JOB →
Check each line of the entries below for the string "xlabel"; copy every line where it appears.

--- --- ---

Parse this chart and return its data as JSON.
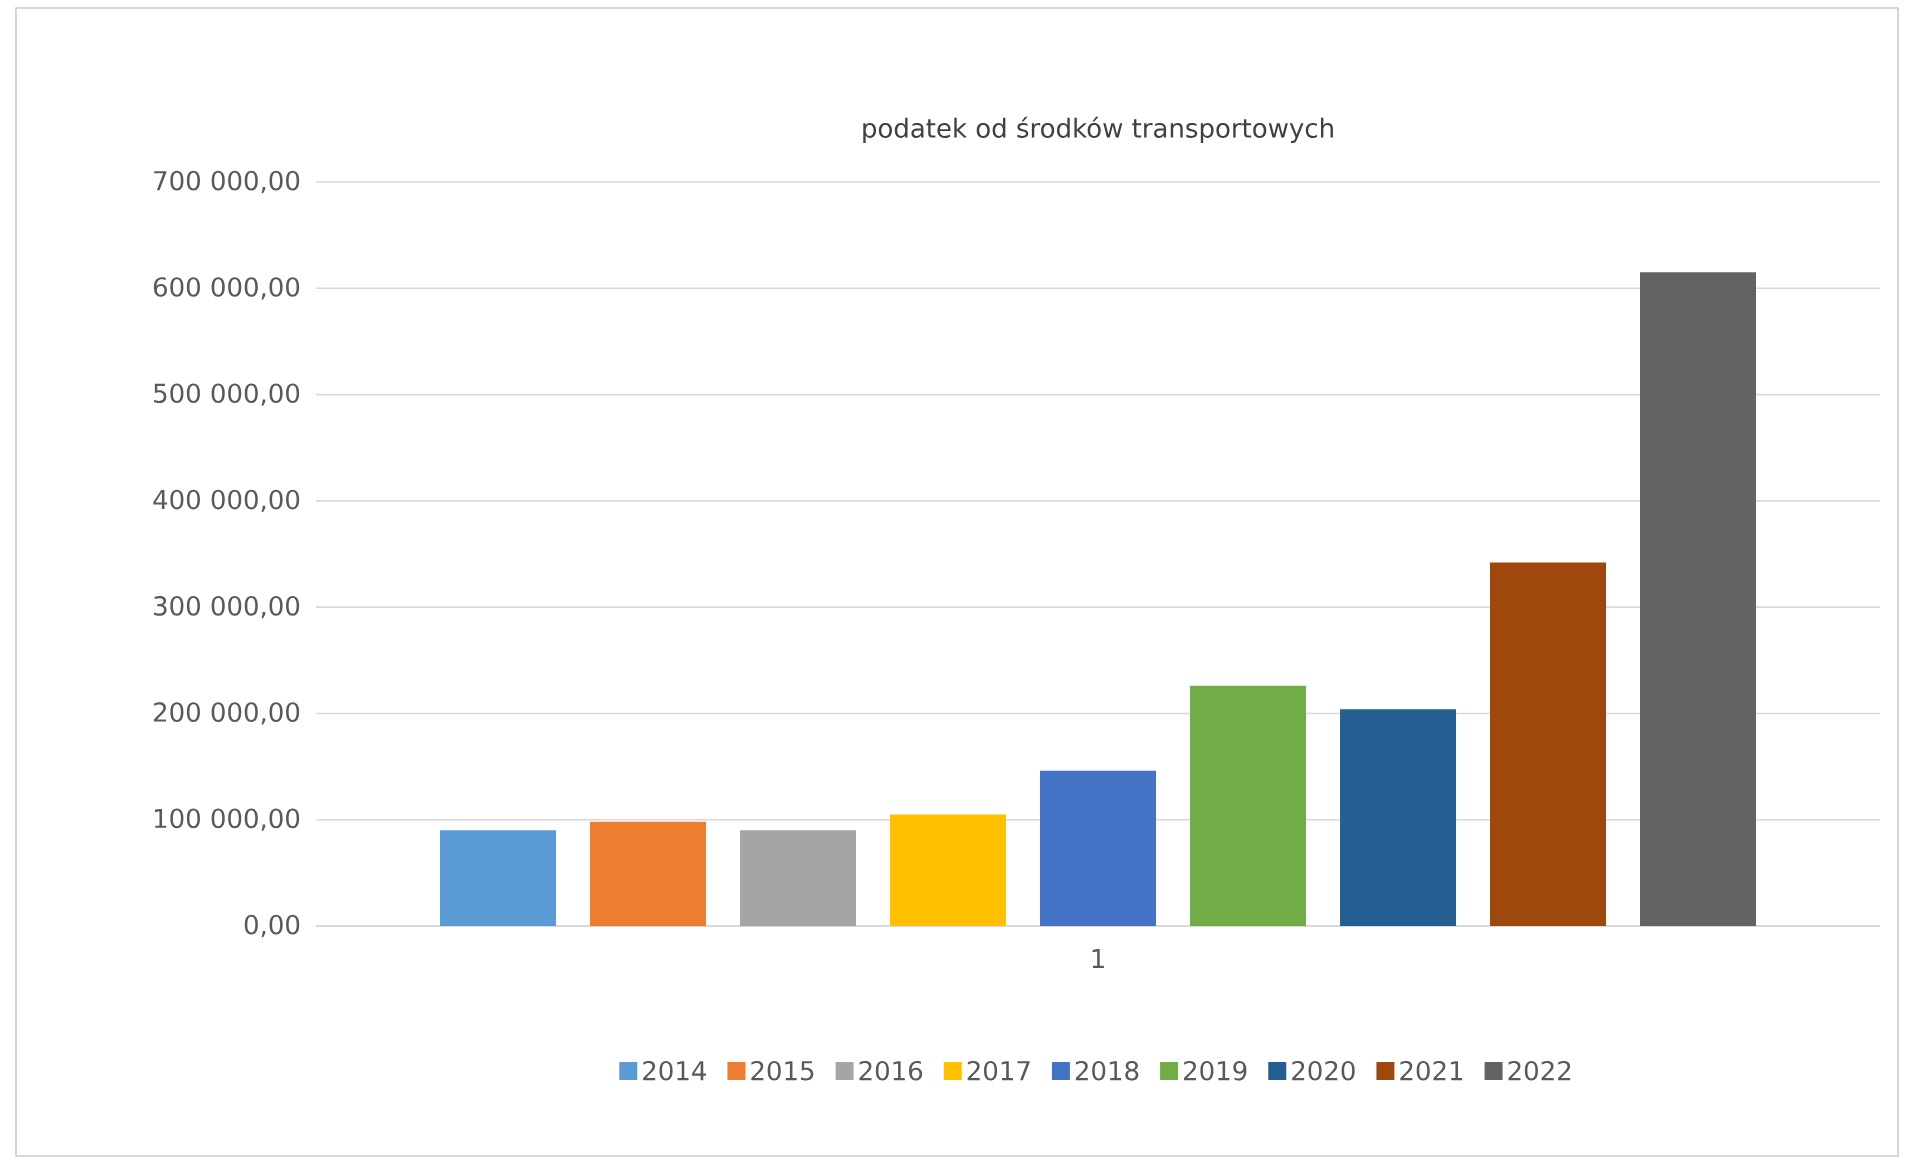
{
  "chart_data": {
    "type": "bar",
    "title": "podatek od środków transportowych",
    "categories": [
      "1"
    ],
    "series": [
      {
        "name": "2014",
        "color": "#5b9bd5",
        "values": [
          90000
        ]
      },
      {
        "name": "2015",
        "color": "#ed7d31",
        "values": [
          98000
        ]
      },
      {
        "name": "2016",
        "color": "#a5a5a5",
        "values": [
          90000
        ]
      },
      {
        "name": "2017",
        "color": "#ffc000",
        "values": [
          105000
        ]
      },
      {
        "name": "2018",
        "color": "#4472c4",
        "values": [
          146000
        ]
      },
      {
        "name": "2019",
        "color": "#70ad47",
        "values": [
          226000
        ]
      },
      {
        "name": "2020",
        "color": "#255e91",
        "values": [
          204000
        ]
      },
      {
        "name": "2021",
        "color": "#9e480e",
        "values": [
          342000
        ]
      },
      {
        "name": "2022",
        "color": "#636363",
        "values": [
          615000
        ]
      }
    ],
    "ylim": [
      0,
      700000
    ],
    "yticks": [
      {
        "value": 0,
        "label": "0,00"
      },
      {
        "value": 100000,
        "label": "100 000,00"
      },
      {
        "value": 200000,
        "label": "200 000,00"
      },
      {
        "value": 300000,
        "label": "300 000,00"
      },
      {
        "value": 400000,
        "label": "400 000,00"
      },
      {
        "value": 500000,
        "label": "500 000,00"
      },
      {
        "value": 600000,
        "label": "600 000,00"
      },
      {
        "value": 700000,
        "label": "700 000,00"
      }
    ],
    "grid": "y",
    "legend": "bottom"
  }
}
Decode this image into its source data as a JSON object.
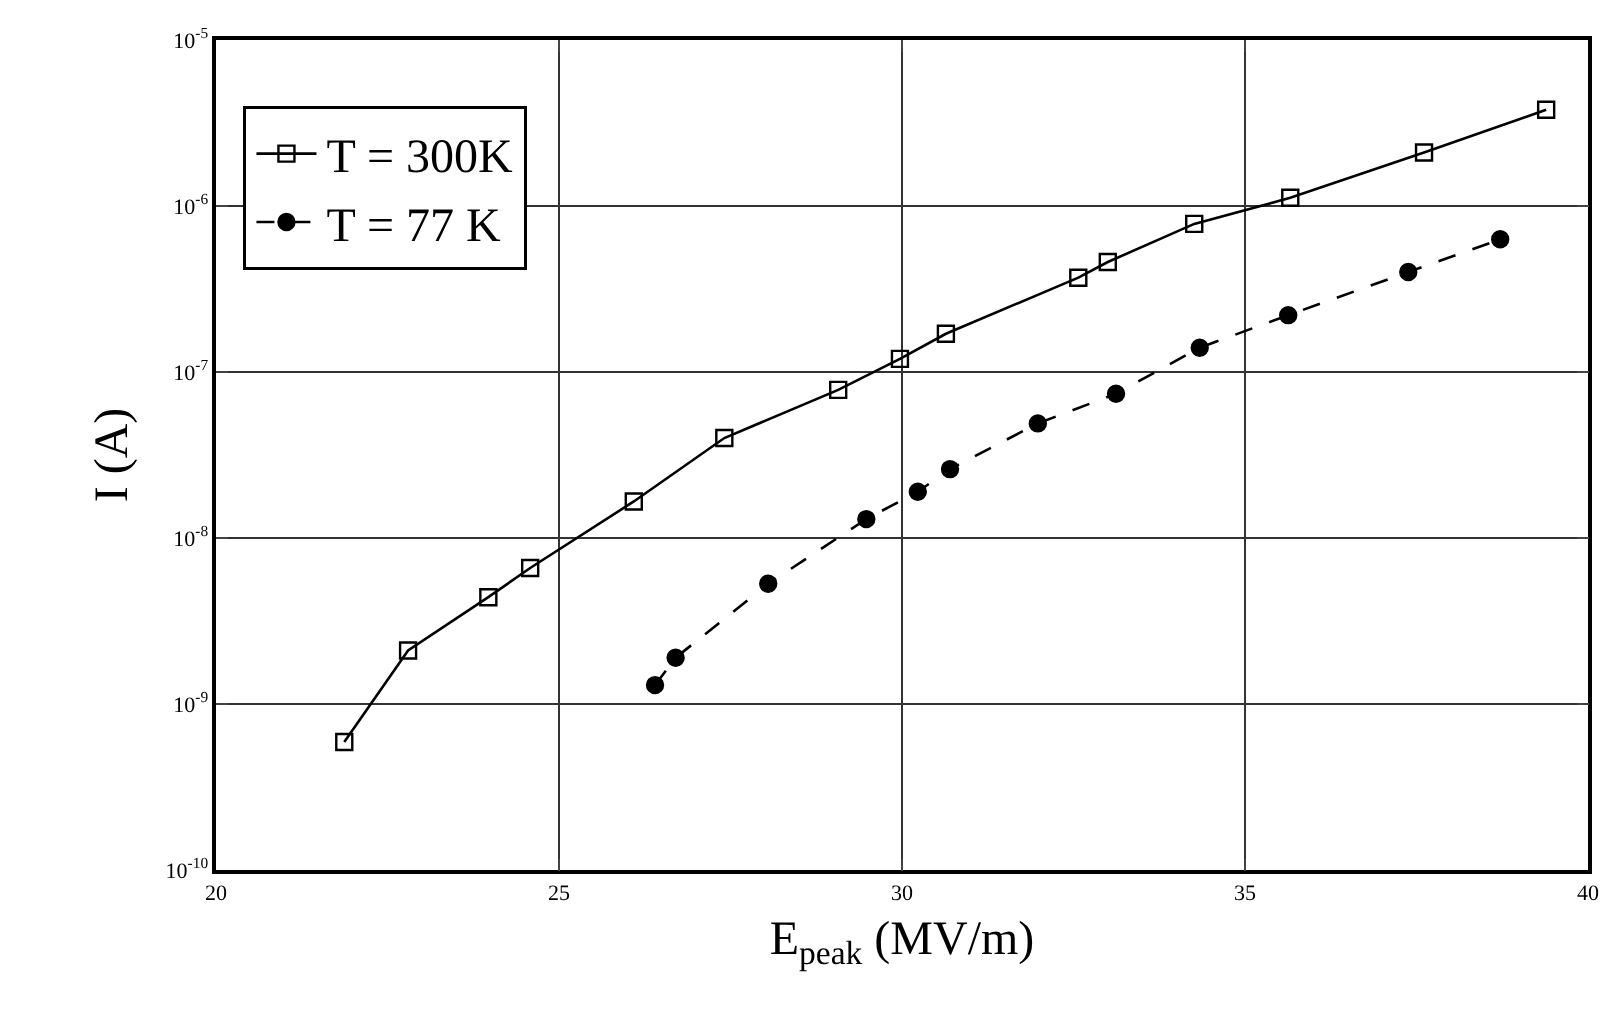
{
  "chart_data": {
    "type": "line",
    "xlabel": "E$_{peak}$ (MV/m)",
    "ylabel": "I (A)",
    "log": "y",
    "xlim": [
      20,
      40
    ],
    "xticks": [
      20,
      25,
      30,
      35,
      40
    ],
    "ylim": [
      1e-10,
      1e-05
    ],
    "yticks": [
      {
        "value": 1e-10,
        "label": "10$^{-10}$"
      },
      {
        "value": 1e-09,
        "label": "10$^{-9}$"
      },
      {
        "value": 1e-08,
        "label": "10$^{-8}$"
      },
      {
        "value": 1e-07,
        "label": "10$^{-7}$"
      },
      {
        "value": 1e-06,
        "label": "10$^{-6}$"
      },
      {
        "value": 1e-05,
        "label": "10$^{-5}$"
      }
    ],
    "grid": true,
    "legend": "top left",
    "series": [
      {
        "name": "T = 300K",
        "color": "#000000",
        "marker": "square",
        "line_style": "solid",
        "x": [
          21.87,
          22.8,
          23.97,
          24.58,
          26.09,
          27.41,
          29.07,
          29.97,
          30.64,
          32.57,
          33.0,
          34.26,
          35.66,
          37.61,
          39.39
        ],
        "values": [
          5.9e-10,
          2.1e-09,
          4.4e-09,
          6.6e-09,
          1.66e-08,
          4e-08,
          7.8e-08,
          1.2e-07,
          1.7e-07,
          3.7e-07,
          4.6e-07,
          7.8e-07,
          1.12e-06,
          2.1e-06,
          3.8e-06
        ]
      },
      {
        "name": "T = 77 K",
        "color": "#000000",
        "marker": "circle",
        "line_style": "dashed",
        "x": [
          26.4,
          26.7,
          28.05,
          29.48,
          30.23,
          30.7,
          31.98,
          33.12,
          34.34,
          35.63,
          37.38,
          38.72
        ],
        "values": [
          1.3e-09,
          1.9e-09,
          5.3e-09,
          1.3e-08,
          1.9e-08,
          2.6e-08,
          4.9e-08,
          7.4e-08,
          1.4e-07,
          2.2e-07,
          4e-07,
          6.3e-07
        ]
      }
    ]
  }
}
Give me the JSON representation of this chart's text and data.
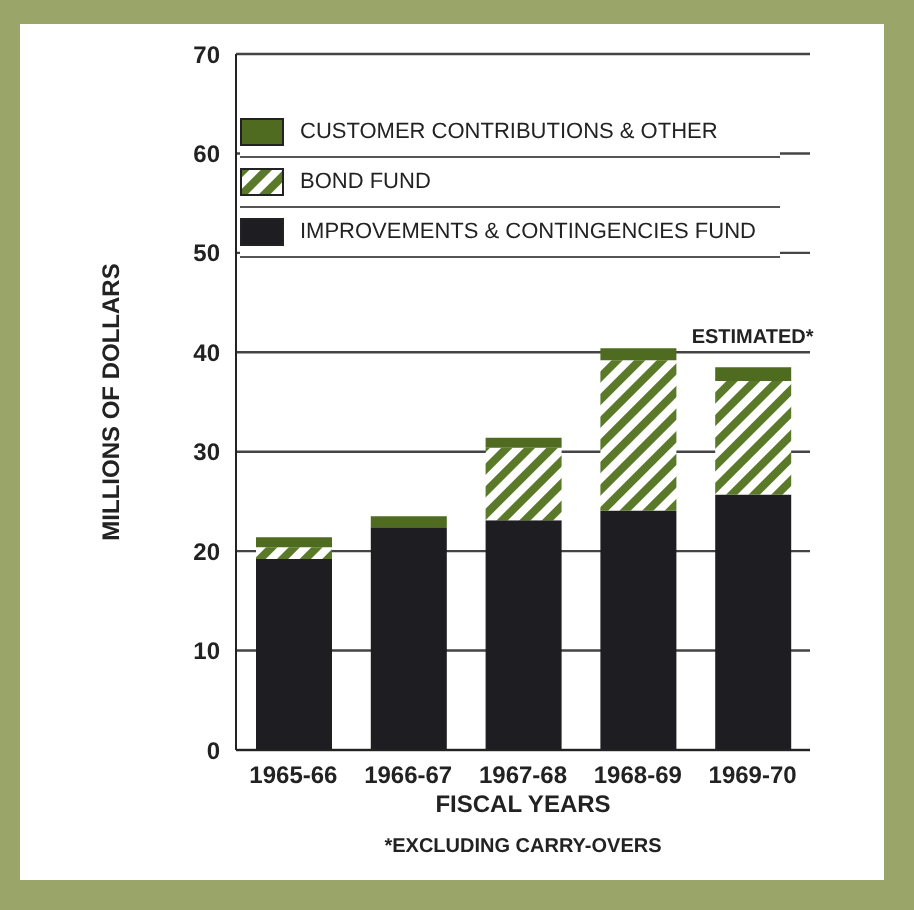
{
  "chart_data": {
    "type": "bar",
    "stacked": true,
    "xlabel": "FISCAL YEARS",
    "ylabel": "MILLIONS OF DOLLARS",
    "categories": [
      "1965-66",
      "1966-67",
      "1967-68",
      "1968-69",
      "1969-70"
    ],
    "series": [
      {
        "name": "IMPROVEMENTS & CONTINGENCIES FUND",
        "color": "#1e1e22",
        "values": [
          19.2,
          22.4,
          23.1,
          24.1,
          25.7
        ]
      },
      {
        "name": "BOND FUND",
        "color": "#5a7a2a",
        "values": [
          1.2,
          0,
          7.3,
          15.1,
          11.4
        ]
      },
      {
        "name": "CUSTOMER CONTRIBUTIONS & OTHER",
        "color": "#4f6b1f",
        "values": [
          1.0,
          1.1,
          1.0,
          1.2,
          1.4
        ]
      }
    ],
    "ylim": [
      0,
      70
    ],
    "yticks": [
      0,
      10,
      20,
      30,
      40,
      50,
      60,
      70
    ],
    "grid": "y",
    "legend": "top left",
    "annotations": [
      {
        "text": "ESTIMATED*",
        "x": "1969-70",
        "y": 38.5
      },
      "*EXCLUDING CARRY-OVERS"
    ]
  }
}
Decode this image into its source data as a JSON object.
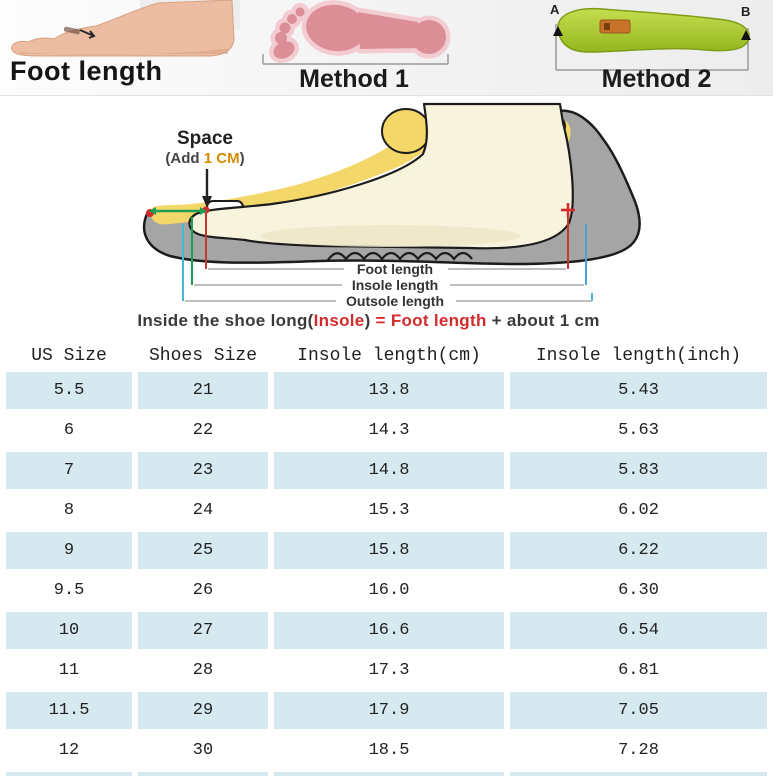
{
  "header": {
    "foot_label": "Foot length",
    "method1_label": "Method 1",
    "method2_label": "Method 2",
    "point_a": "A",
    "point_b": "B"
  },
  "diagram": {
    "space_title": "Space",
    "space_prefix": "(Add ",
    "space_value": "1 CM",
    "space_suffix": ")",
    "measure_labels": {
      "foot": "Foot length",
      "insole": "Insole length",
      "outsole": "Outsole length"
    },
    "formula": {
      "lead": "Inside the shoe long(",
      "insole": "Insole",
      "close": ") ",
      "equals": "= ",
      "foot": "Foot length",
      "tail": " + about 1 cm"
    }
  },
  "table": {
    "headers": [
      "US Size",
      "Shoes Size",
      "Insole length(cm)",
      "Insole length(inch)"
    ],
    "rows": [
      [
        "5.5",
        "21",
        "13.8",
        "5.43"
      ],
      [
        "6",
        "22",
        "14.3",
        "5.63"
      ],
      [
        "7",
        "23",
        "14.8",
        "5.83"
      ],
      [
        "8",
        "24",
        "15.3",
        "6.02"
      ],
      [
        "9",
        "25",
        "15.8",
        "6.22"
      ],
      [
        "9.5",
        "26",
        "16.0",
        "6.30"
      ],
      [
        "10",
        "27",
        "16.6",
        "6.54"
      ],
      [
        "11",
        "28",
        "17.3",
        "6.81"
      ],
      [
        "11.5",
        "29",
        "17.9",
        "7.05"
      ],
      [
        "12",
        "30",
        "18.5",
        "7.28"
      ]
    ]
  },
  "colors": {
    "row_highlight": "#d6e9f0",
    "accent_red": "#d42b2b",
    "accent_orange": "#d78b00",
    "accent_green": "#1f9d55",
    "accent_cyan": "#45b8d8",
    "accent_blue": "#4aa3d8",
    "insole_green": "#a9c435",
    "footprint_pink": "#db8e96",
    "shoe_gray": "#a5a5a5",
    "shoe_lining_yellow": "#f4d769",
    "foot_cream": "#f8f3dd"
  }
}
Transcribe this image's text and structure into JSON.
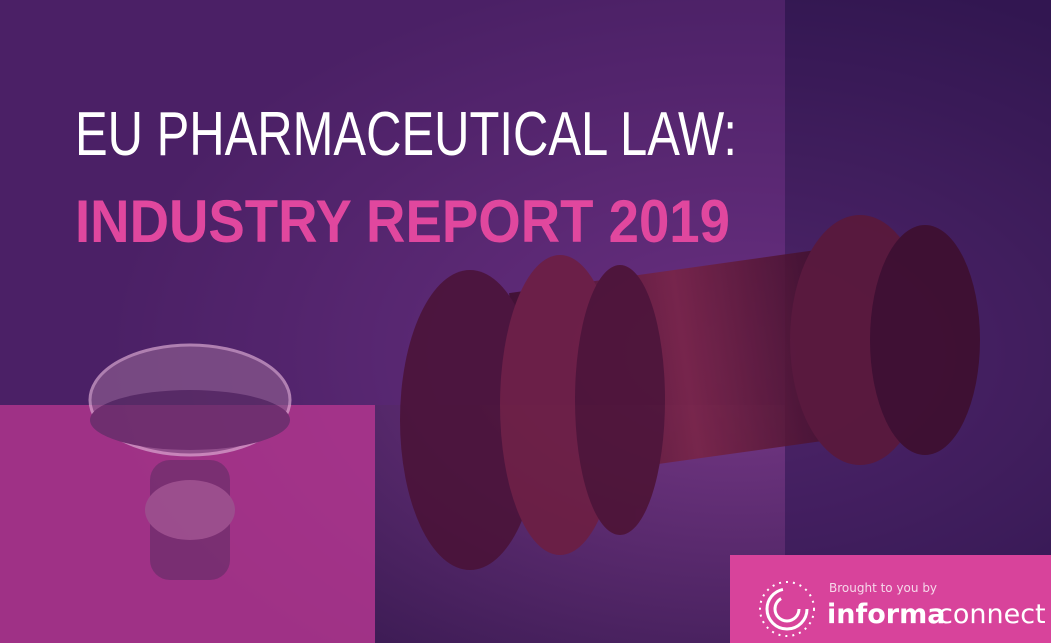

--- --- ---

FULL OUTPUT →
    "xlabel": "E$_{peak}$ (MV/m)",
    "xlabel": "FISCAL YEARS",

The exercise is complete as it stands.